• **MATERIAL FOR THIS EXERCISE**:
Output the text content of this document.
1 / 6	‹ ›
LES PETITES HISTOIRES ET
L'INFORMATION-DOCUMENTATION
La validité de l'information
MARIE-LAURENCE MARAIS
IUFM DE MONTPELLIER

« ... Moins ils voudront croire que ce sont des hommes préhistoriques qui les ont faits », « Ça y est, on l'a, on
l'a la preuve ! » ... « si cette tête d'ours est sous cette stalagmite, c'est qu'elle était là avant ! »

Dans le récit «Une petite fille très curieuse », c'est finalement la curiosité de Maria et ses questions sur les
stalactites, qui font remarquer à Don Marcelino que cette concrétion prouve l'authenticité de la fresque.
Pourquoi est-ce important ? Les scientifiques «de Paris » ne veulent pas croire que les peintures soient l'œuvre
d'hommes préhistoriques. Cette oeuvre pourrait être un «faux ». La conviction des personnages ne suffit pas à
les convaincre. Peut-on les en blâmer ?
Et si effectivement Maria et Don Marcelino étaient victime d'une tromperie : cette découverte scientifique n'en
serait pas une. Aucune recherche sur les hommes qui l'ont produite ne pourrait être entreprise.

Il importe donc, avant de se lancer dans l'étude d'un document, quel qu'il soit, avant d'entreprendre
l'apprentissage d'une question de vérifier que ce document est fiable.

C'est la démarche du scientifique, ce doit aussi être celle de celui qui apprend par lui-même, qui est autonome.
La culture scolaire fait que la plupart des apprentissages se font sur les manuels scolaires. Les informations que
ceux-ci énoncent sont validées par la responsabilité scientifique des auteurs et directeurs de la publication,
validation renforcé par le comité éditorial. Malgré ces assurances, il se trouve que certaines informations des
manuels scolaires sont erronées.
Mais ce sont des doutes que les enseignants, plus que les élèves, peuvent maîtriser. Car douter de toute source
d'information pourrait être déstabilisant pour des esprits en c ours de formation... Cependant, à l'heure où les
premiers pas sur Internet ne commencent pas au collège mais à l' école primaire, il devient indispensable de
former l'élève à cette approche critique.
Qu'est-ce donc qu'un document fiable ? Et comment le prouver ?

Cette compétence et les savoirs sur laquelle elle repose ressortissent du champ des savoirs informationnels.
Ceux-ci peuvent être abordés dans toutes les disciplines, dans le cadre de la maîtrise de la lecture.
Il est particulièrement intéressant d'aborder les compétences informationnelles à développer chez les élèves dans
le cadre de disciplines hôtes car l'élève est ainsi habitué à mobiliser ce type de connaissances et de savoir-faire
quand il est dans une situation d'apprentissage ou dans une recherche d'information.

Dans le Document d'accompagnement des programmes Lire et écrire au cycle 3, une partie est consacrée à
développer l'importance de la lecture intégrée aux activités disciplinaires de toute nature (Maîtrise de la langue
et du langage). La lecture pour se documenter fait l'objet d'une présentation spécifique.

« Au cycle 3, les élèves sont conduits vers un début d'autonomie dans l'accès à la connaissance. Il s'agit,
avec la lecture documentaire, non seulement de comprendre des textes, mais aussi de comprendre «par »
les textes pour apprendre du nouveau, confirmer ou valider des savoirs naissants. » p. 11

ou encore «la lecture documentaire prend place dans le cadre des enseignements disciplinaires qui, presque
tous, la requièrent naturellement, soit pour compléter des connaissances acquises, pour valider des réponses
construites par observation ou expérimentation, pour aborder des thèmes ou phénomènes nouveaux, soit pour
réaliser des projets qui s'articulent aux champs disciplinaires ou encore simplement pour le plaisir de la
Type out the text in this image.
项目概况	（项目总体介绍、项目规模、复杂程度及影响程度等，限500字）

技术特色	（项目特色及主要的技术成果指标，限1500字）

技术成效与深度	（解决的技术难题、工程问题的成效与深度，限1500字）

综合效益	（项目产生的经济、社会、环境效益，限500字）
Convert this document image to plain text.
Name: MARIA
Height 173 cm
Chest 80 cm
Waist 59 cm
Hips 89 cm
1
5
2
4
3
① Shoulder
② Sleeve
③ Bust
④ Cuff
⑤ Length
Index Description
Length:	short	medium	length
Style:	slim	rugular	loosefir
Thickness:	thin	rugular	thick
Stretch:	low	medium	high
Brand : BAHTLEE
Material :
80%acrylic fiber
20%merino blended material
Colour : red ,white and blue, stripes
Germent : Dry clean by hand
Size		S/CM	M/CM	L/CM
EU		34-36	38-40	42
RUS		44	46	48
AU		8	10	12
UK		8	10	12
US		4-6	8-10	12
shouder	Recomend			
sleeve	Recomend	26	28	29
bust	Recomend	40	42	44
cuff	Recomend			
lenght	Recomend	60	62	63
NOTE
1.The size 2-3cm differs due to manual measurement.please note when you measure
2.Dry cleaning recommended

• **WHAT THIS TASK INVOLVES**:
Write out every entry word for word.

• **THE REPLY**:
Output the text content of this document.
1 / 6	‹ ›
LES PETITES HISTOIRES ET
L'INFORMATION-DOCUMENTATION
La validité de l'information
MARIE-LAURENCE MARAIS
IUFM DE MONTPELLIER

« ... Moins ils voudront croire que ce sont des hommes préhistoriques qui les ont faits », « Ça y est, on l'a, on
l'a la preuve ! » ... « si cette tête d'ours est sous cette stalagmite, c'est qu'elle était là avant ! »

Dans le récit «Une petite fille très curieuse », c'est finalement la curiosité de Maria et ses questions sur les
stalactites, qui font remarquer à Don Marcelino que cette concrétion prouve l'authenticité de la fresque.
Pourquoi est-ce important ? Les scientifiques «de Paris » ne veulent pas croire que les peintures soient l'œuvre
d'hommes préhistoriques. Cette oeuvre pourrait être un «faux ». La conviction des personnages ne suffit pas à
les convaincre. Peut-on les en blâmer ?
Et si effectivement Maria et Don Marcelino étaient victime d'une tromperie : cette découverte scientifique n'en
serait pas une. Aucune recherche sur les hommes qui l'ont produite ne pourrait être entreprise.

Il importe donc, avant de se lancer dans l'étude d'un document, quel qu'il soit, avant d'entreprendre
l'apprentissage d'une question de vérifier que ce document est fiable.

C'est la démarche du scientifique, ce doit aussi être celle de celui qui apprend par lui-même, qui est autonome.
La culture scolaire fait que la plupart des apprentissages se font sur les manuels scolaires. Les informations que
ceux-ci énoncent sont validées par la responsabilité scientifique des auteurs et directeurs de la publication,
validation renforcé par le comité éditorial. Malgré ces assurances, il se trouve que certaines informations des
manuels scolaires sont erronées.
Mais ce sont des doutes que les enseignants, plus que les élèves, peuvent maîtriser. Car douter de toute source
d'information pourrait être déstabilisant pour des esprits en c ours de formation... Cependant, à l'heure où les
premiers pas sur Internet ne commencent pas au collège mais à l' école primaire, il devient indispensable de
former l'élève à cette approche critique.
Qu'est-ce donc qu'un document fiable ? Et comment le prouver ?

Cette compétence et les savoirs sur laquelle elle repose ressortissent du champ des savoirs informationnels.
Ceux-ci peuvent être abordés dans toutes les disciplines, dans le cadre de la maîtrise de la lecture.
Il est particulièrement intéressant d'aborder les compétences informationnelles à développer chez les élèves dans
le cadre de disciplines hôtes car l'élève est ainsi habitué à mobiliser ce type de connaissances et de savoir-faire
quand il est dans une situation d'apprentissage ou dans une recherche d'information.

Dans le Document d'accompagnement des programmes Lire et écrire au cycle 3, une partie est consacrée à
développer l'importance de la lecture intégrée aux activités disciplinaires de toute nature (Maîtrise de la langue
et du langage). La lecture pour se documenter fait l'objet d'une présentation spécifique.

« Au cycle 3, les élèves sont conduits vers un début d'autonomie dans l'accès à la connaissance. Il s'agit,
avec la lecture documentaire, non seulement de comprendre des textes, mais aussi de comprendre «par »
les textes pour apprendre du nouveau, confirmer ou valider des savoirs naissants. » p. 11

ou encore «la lecture documentaire prend place dans le cadre des enseignements disciplinaires qui, presque
tous, la requièrent naturellement, soit pour compléter des connaissances acquises, pour valider des réponses
construites par observation ou expérimentation, pour aborder des thèmes ou phénomènes nouveaux, soit pour
réaliser des projets qui s'articulent aux champs disciplinaires ou encore simplement pour le plaisir de la
Type out the text in this image.
项目概况	（项目总体介绍、项目规模、复杂程度及影响程度等，限500字）

技术特色	（项目特色及主要的技术成果指标，限1500字）

技术成效与深度	（解决的技术难题、工程问题的成效与深度，限1500字）

综合效益	（项目产生的经济、社会、环境效益，限500字）
Convert this document image to plain text.
Name: MARIA
Height 173 cm
Chest 80 cm
Waist 59 cm
Hips 89 cm
1
5
2
4
3
① Shoulder
② Sleeve
③ Bust
④ Cuff
⑤ Length
Index Description
Length:	short	medium	length
Style:	slim	rugular	loosefir
Thickness:	thin	rugular	thick
Stretch:	low	medium	high
Brand : BAHTLEE
Material :
80%acrylic fiber
20%merino blended material
Colour : red ,white and blue, stripes
Germent : Dry clean by hand
Size		S/CM	M/CM	L/CM
EU		34-36	38-40	42
RUS		44	46	48
AU		8	10	12
UK		8	10	12
US		4-6	8-10	12
shouder	Recomend			
sleeve	Recomend	26	28	29
bust	Recomend	40	42	44
cuff	Recomend			
lenght	Recomend	60	62	63
NOTE
1.The size 2-3cm differs due to manual measurement.please note when you measure
2.Dry cleaning recommended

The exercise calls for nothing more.